>> begin Source data
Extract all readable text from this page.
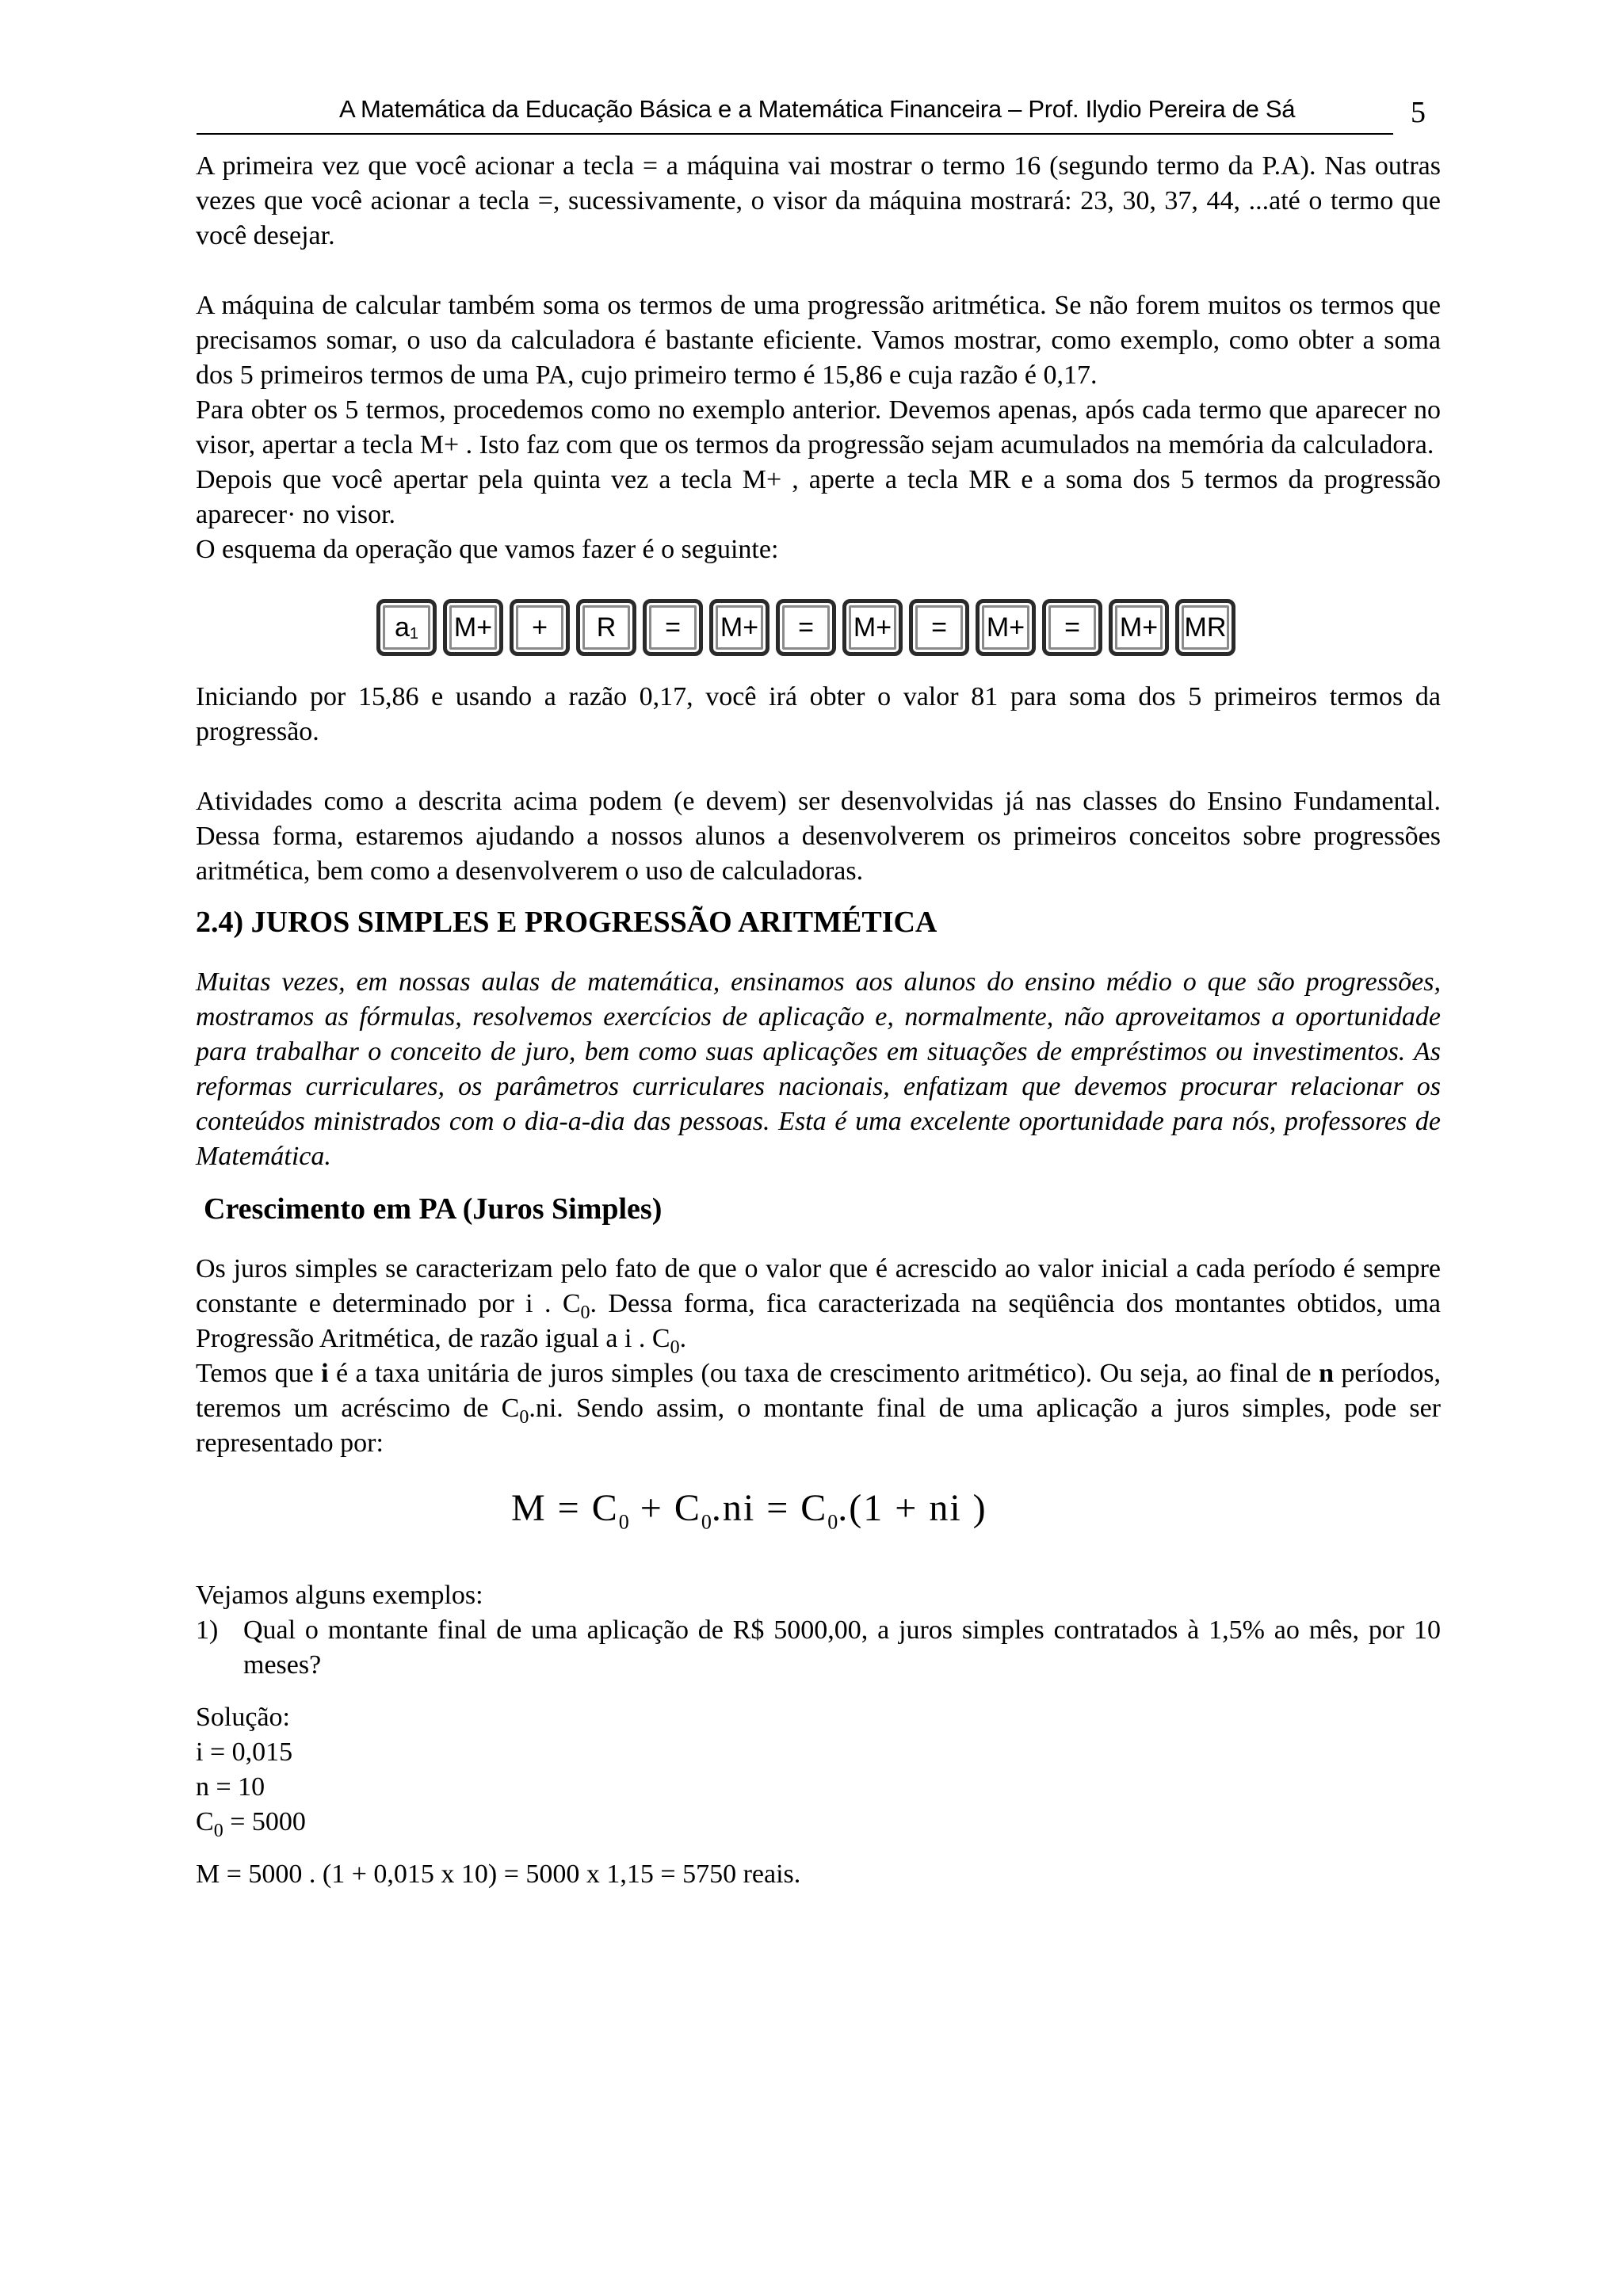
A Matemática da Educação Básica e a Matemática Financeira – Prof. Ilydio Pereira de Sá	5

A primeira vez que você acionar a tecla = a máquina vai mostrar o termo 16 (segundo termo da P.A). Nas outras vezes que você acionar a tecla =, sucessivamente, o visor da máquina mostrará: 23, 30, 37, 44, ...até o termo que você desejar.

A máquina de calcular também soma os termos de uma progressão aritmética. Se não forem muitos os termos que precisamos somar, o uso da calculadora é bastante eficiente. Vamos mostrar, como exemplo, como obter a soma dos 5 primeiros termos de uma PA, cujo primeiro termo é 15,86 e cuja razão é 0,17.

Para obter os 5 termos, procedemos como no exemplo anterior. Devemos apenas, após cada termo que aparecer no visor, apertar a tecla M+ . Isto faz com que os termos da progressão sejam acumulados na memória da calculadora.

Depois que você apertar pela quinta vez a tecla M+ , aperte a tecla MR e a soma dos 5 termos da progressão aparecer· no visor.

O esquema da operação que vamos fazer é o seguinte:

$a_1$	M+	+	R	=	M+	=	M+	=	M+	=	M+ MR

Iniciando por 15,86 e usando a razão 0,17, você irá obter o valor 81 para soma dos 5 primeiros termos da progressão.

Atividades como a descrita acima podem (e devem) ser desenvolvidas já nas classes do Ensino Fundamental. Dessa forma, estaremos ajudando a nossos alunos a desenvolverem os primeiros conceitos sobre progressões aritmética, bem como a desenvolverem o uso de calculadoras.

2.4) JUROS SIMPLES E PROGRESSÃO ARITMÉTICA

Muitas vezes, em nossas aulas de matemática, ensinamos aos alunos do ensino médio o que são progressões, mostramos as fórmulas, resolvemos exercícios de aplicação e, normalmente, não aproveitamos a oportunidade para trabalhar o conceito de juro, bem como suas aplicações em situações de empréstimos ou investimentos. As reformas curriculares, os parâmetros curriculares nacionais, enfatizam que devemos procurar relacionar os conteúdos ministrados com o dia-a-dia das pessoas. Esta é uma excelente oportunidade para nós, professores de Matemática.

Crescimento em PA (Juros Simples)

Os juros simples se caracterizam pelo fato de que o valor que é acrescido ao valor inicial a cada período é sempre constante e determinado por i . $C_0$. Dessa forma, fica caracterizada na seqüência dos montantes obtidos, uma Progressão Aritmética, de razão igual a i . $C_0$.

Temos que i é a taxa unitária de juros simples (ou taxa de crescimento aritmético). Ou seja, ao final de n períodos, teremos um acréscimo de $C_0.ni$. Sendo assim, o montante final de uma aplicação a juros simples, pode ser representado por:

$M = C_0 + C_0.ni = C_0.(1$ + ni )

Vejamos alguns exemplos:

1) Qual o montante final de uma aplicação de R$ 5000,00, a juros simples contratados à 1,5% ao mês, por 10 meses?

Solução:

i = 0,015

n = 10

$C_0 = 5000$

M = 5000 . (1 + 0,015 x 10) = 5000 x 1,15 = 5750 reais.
>> end Source data
* _Task statement_: All the records above need to be given again word for word. Skip the pictures.

* _Full response_:
Extract all readable text from this page.
A Matemática da Educação Básica e a Matemática Financeira – Prof. Ilydio Pereira de Sá	5

A primeira vez que você acionar a tecla = a máquina vai mostrar o termo 16 (segundo termo da P.A). Nas outras vezes que você acionar a tecla =, sucessivamente, o visor da máquina mostrará: 23, 30, 37, 44, ...até o termo que você desejar.

A máquina de calcular também soma os termos de uma progressão aritmética. Se não forem muitos os termos que precisamos somar, o uso da calculadora é bastante eficiente. Vamos mostrar, como exemplo, como obter a soma dos 5 primeiros termos de uma PA, cujo primeiro termo é 15,86 e cuja razão é 0,17.

Para obter os 5 termos, procedemos como no exemplo anterior. Devemos apenas, após cada termo que aparecer no visor, apertar a tecla M+ . Isto faz com que os termos da progressão sejam acumulados na memória da calculadora.

Depois que você apertar pela quinta vez a tecla M+ , aperte a tecla MR e a soma dos 5 termos da progressão aparecer· no visor.

O esquema da operação que vamos fazer é o seguinte:

$a_1$	M+	+	R	=	M+	=	M+	=	M+	=	M+ MR

Iniciando por 15,86 e usando a razão 0,17, você irá obter o valor 81 para soma dos 5 primeiros termos da progressão.

Atividades como a descrita acima podem (e devem) ser desenvolvidas já nas classes do Ensino Fundamental. Dessa forma, estaremos ajudando a nossos alunos a desenvolverem os primeiros conceitos sobre progressões aritmética, bem como a desenvolverem o uso de calculadoras.

2.4) JUROS SIMPLES E PROGRESSÃO ARITMÉTICA

Muitas vezes, em nossas aulas de matemática, ensinamos aos alunos do ensino médio o que são progressões, mostramos as fórmulas, resolvemos exercícios de aplicação e, normalmente, não aproveitamos a oportunidade para trabalhar o conceito de juro, bem como suas aplicações em situações de empréstimos ou investimentos. As reformas curriculares, os parâmetros curriculares nacionais, enfatizam que devemos procurar relacionar os conteúdos ministrados com o dia-a-dia das pessoas. Esta é uma excelente oportunidade para nós, professores de Matemática.

Crescimento em PA (Juros Simples)

Os juros simples se caracterizam pelo fato de que o valor que é acrescido ao valor inicial a cada período é sempre constante e determinado por i . $C_0$. Dessa forma, fica caracterizada na seqüência dos montantes obtidos, uma Progressão Aritmética, de razão igual a i . $C_0$.

Temos que i é a taxa unitária de juros simples (ou taxa de crescimento aritmético). Ou seja, ao final de n períodos, teremos um acréscimo de $C_0.ni$. Sendo assim, o montante final de uma aplicação a juros simples, pode ser representado por:

$M = C_0 + C_0.ni = C_0.(1$ + ni )

Vejamos alguns exemplos:

1) Qual o montante final de uma aplicação de R$ 5000,00, a juros simples contratados à 1,5% ao mês, por 10 meses?

Solução:

i = 0,015

n = 10

$C_0 = 5000$

M = 5000 . (1 + 0,015 x 10) = 5000 x 1,15 = 5750 reais.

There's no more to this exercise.